**Stated exercise**
Within the records that follow, find every line containing the string "Time". Copy those lines.

**Stored items**
# # #

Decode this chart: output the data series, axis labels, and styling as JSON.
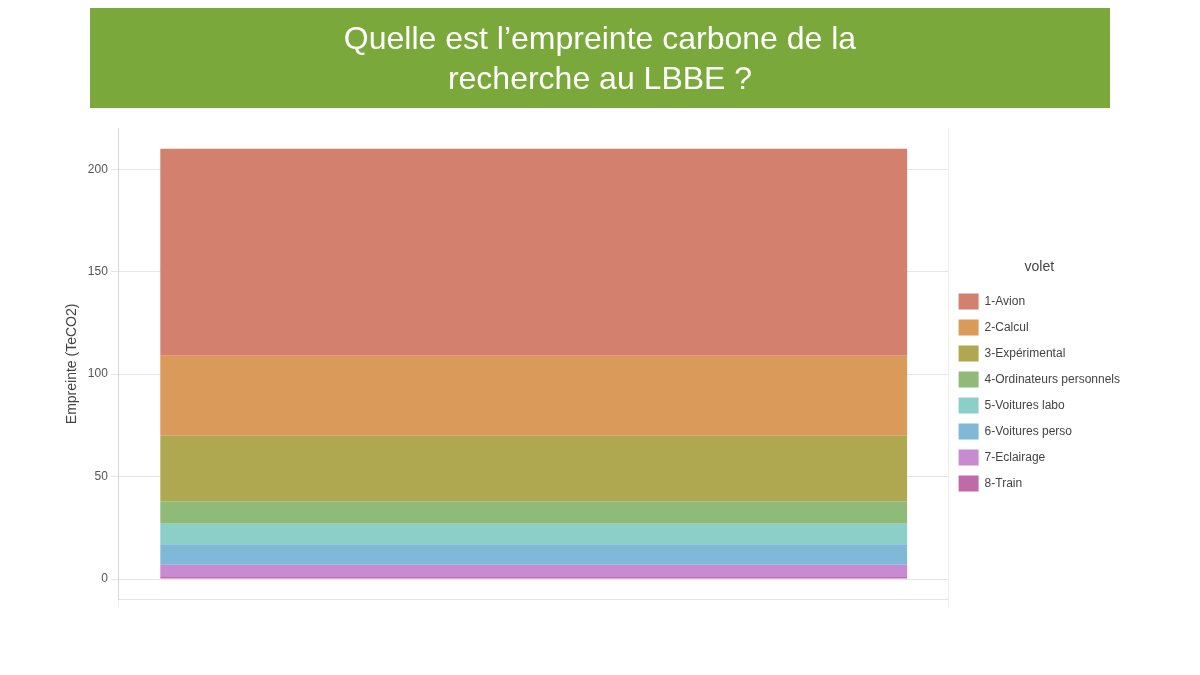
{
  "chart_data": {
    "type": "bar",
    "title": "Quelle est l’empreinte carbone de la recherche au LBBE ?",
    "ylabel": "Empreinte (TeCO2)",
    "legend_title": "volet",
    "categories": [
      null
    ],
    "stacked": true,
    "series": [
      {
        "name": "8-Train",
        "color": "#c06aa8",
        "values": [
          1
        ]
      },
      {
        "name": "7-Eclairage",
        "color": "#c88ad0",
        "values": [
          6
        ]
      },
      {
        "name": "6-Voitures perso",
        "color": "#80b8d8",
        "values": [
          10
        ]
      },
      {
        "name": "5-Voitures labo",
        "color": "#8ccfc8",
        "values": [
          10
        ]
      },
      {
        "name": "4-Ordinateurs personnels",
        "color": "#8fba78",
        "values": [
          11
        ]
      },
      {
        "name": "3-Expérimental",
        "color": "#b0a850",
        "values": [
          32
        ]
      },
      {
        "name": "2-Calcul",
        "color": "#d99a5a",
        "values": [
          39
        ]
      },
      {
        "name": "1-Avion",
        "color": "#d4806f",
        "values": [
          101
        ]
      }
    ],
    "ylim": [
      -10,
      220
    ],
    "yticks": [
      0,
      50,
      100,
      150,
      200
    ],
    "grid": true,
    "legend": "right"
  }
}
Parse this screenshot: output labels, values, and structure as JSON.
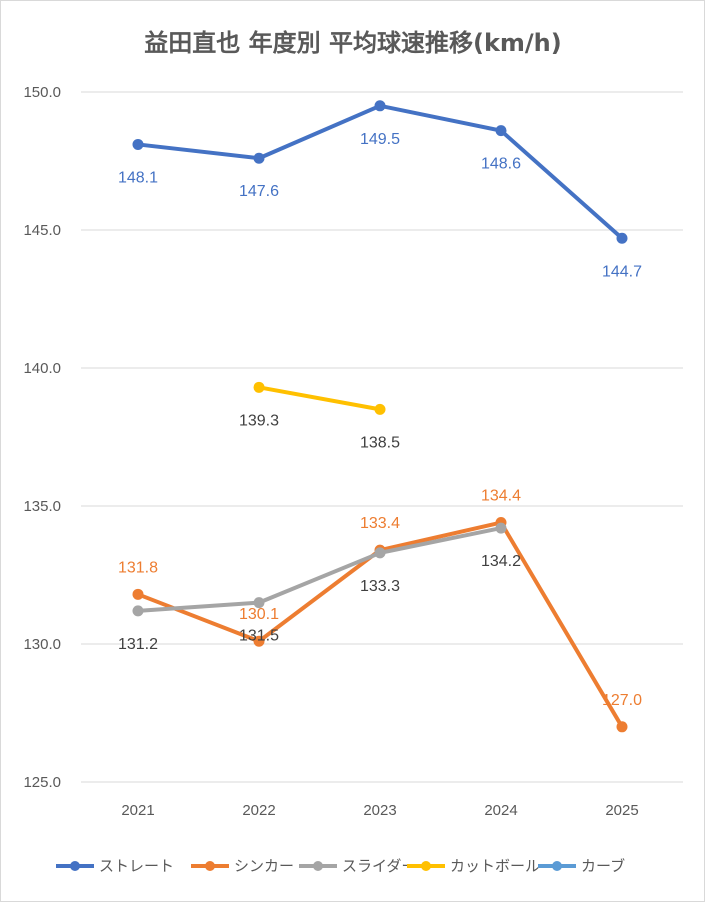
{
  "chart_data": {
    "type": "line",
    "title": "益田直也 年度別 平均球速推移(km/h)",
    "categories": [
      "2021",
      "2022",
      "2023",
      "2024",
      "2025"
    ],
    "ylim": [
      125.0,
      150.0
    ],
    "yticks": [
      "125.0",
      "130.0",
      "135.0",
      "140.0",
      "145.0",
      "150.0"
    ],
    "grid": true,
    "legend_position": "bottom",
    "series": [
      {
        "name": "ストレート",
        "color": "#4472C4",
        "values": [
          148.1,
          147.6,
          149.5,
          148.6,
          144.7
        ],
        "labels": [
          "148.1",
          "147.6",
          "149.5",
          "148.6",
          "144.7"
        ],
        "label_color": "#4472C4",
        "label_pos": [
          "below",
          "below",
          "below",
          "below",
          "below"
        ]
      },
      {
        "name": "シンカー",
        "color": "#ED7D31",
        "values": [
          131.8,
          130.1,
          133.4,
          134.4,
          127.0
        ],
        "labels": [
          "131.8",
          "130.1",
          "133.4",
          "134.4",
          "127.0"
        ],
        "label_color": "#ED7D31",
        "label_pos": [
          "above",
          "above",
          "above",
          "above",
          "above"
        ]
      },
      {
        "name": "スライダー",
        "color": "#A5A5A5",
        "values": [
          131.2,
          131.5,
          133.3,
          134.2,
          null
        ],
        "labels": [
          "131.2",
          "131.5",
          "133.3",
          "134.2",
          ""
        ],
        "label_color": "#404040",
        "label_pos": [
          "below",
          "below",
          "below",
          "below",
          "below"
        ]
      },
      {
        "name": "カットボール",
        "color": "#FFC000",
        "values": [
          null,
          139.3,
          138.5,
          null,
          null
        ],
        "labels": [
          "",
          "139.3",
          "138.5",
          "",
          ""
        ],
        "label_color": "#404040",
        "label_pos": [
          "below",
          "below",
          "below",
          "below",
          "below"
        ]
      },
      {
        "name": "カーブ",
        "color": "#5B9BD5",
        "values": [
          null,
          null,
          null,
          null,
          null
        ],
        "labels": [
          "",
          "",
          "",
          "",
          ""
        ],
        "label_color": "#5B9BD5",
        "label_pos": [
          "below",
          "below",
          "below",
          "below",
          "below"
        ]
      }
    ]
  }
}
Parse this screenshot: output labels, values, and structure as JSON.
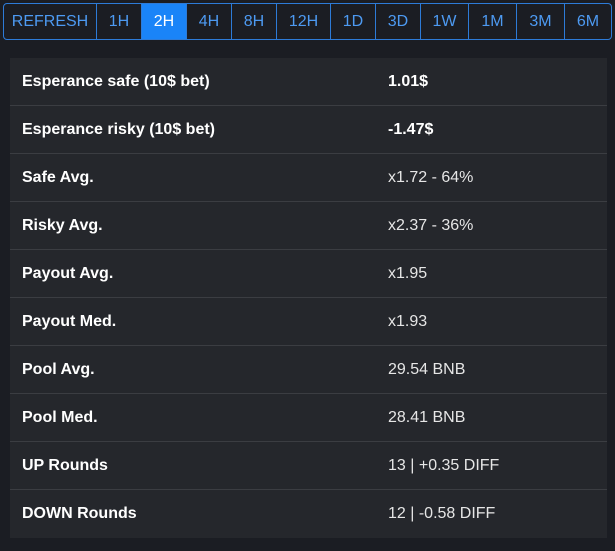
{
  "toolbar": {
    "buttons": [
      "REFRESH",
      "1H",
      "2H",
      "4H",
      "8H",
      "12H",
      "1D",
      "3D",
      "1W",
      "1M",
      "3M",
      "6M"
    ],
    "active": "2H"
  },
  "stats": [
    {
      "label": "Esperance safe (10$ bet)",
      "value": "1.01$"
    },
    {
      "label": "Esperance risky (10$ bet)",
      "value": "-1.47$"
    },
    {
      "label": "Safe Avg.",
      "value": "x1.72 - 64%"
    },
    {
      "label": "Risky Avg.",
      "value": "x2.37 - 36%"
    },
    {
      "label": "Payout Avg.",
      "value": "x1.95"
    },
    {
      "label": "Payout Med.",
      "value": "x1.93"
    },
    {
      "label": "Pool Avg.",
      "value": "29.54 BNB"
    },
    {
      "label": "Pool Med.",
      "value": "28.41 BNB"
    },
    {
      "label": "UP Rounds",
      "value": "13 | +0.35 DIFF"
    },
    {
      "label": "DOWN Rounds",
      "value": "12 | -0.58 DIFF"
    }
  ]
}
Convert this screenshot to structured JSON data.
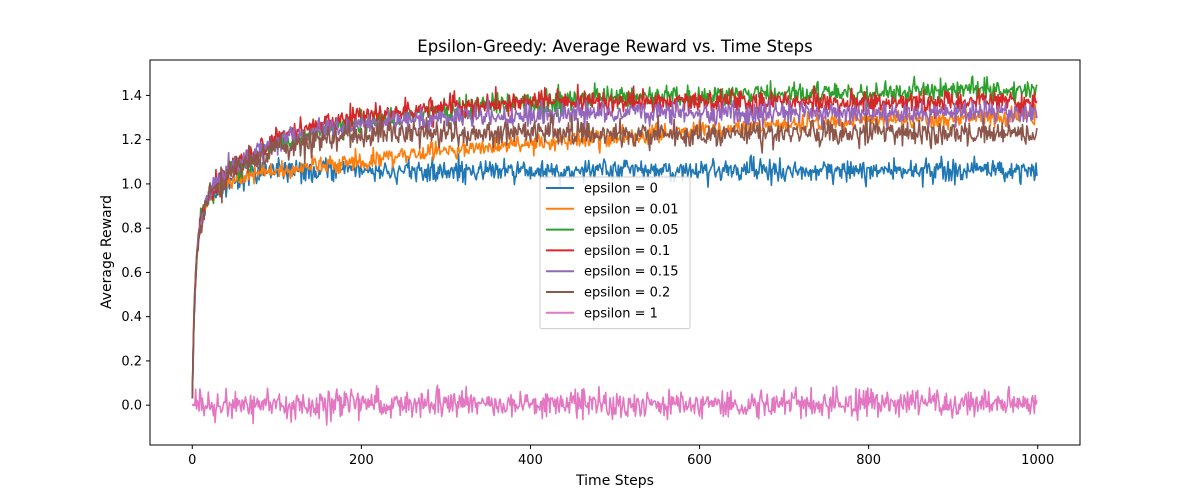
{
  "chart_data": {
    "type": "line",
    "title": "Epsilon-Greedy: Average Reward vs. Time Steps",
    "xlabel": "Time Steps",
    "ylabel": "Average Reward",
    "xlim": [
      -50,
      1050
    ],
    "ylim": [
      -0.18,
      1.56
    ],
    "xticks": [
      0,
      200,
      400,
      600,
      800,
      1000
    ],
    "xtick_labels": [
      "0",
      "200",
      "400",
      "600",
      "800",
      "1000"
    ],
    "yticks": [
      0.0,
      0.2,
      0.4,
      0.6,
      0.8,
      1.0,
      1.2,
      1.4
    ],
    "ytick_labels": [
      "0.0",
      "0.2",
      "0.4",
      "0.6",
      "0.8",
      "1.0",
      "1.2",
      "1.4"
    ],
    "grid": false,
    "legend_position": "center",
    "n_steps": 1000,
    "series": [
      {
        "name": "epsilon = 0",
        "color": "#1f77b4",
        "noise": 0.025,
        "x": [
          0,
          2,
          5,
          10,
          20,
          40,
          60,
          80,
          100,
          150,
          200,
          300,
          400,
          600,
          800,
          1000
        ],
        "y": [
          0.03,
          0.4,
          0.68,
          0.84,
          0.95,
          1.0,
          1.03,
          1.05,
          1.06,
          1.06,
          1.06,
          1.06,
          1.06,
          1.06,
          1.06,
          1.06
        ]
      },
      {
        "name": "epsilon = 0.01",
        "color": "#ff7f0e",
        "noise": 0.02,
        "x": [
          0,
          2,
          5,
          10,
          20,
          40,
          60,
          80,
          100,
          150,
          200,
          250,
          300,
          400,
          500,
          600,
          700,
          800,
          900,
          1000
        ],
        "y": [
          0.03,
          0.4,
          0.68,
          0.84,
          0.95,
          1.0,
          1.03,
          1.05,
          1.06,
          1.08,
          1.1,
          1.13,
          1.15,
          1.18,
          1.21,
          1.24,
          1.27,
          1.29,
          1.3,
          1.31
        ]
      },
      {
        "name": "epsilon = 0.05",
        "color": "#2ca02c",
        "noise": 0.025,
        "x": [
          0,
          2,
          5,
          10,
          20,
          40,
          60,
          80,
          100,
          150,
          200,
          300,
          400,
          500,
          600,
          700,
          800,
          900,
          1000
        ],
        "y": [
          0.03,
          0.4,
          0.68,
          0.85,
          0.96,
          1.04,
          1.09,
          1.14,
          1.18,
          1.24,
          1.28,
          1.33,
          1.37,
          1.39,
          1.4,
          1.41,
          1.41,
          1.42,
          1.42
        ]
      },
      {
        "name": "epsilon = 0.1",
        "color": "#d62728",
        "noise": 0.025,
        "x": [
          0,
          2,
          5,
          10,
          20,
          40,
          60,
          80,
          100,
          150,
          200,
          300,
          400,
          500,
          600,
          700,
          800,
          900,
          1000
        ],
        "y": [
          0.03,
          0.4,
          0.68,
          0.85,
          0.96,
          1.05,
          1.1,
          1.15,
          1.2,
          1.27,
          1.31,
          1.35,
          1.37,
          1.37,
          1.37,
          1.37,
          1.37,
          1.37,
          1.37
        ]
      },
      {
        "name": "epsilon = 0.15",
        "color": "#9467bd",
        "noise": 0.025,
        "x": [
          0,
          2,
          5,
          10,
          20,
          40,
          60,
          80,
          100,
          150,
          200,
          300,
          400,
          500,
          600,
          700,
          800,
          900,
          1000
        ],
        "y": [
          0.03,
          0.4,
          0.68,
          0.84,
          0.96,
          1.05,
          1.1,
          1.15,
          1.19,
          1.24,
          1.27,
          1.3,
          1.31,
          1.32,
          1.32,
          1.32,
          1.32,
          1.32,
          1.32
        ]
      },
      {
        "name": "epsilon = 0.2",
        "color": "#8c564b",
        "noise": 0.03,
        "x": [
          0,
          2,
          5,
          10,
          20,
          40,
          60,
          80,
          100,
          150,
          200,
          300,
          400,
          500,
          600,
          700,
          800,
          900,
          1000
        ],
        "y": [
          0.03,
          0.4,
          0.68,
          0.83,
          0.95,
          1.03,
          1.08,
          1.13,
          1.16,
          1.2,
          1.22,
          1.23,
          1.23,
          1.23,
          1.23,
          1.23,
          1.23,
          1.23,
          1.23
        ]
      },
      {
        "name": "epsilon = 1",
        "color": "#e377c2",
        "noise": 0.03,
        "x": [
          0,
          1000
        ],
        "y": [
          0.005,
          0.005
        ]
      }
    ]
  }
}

# # #

**Answer to the exercise**
    "title": "Epsilon-Greedy: Average Reward vs. Time Steps",
    "xlabel": "Time Steps",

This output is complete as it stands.